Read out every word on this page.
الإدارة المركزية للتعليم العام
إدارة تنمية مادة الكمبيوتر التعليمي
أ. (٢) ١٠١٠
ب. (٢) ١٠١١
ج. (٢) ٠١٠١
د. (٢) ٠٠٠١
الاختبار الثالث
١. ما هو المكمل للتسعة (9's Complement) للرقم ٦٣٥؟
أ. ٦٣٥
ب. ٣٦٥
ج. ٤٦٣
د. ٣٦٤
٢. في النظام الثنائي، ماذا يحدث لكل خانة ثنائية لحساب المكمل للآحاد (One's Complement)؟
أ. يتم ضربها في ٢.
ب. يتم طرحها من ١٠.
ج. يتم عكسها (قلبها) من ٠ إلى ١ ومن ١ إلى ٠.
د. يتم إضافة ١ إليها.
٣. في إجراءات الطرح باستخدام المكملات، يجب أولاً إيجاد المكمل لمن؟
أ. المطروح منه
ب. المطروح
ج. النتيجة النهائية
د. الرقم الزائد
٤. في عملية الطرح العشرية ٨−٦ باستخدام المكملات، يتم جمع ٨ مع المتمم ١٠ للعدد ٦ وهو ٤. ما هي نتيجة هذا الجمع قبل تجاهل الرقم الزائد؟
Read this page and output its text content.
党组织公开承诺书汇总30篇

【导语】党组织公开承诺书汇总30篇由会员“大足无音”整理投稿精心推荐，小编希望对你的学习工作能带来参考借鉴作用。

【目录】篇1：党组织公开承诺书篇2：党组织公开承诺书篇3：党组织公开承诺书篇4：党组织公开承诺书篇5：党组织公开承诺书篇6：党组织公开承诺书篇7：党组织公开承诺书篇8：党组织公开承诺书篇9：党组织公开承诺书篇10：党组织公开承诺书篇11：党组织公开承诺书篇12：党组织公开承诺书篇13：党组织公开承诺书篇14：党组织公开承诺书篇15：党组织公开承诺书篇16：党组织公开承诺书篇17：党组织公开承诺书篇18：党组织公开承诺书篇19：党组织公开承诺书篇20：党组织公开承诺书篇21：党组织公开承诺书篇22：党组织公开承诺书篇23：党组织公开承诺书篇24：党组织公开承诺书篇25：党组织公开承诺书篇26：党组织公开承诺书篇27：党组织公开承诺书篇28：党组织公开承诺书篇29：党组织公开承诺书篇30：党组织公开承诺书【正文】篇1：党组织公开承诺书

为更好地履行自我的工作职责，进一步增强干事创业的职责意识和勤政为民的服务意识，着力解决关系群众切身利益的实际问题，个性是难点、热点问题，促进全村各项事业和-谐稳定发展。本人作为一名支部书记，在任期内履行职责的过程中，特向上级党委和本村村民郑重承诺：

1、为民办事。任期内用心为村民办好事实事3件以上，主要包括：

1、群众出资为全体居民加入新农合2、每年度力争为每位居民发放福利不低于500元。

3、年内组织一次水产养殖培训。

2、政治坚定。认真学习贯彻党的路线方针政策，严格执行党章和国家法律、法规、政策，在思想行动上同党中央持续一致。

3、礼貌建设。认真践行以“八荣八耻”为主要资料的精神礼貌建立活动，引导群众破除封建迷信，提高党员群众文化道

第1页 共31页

#### THE REQUEST
In the listing, find every line containing the word "المكملات" and list it.

#### THE RESULT
٣. في إجراءات الطرح باستخدام المكملات، يجب أولاً إيجاد المكمل لمن؟
٤. في عملية الطرح العشرية ٨−٦ باستخدام المكملات، يتم جمع ٨ مع المتمم ١٠ للعدد ٦ وهو ٤. ما هي نتيجة هذا الجمع قبل تجاهل الرقم الزائد؟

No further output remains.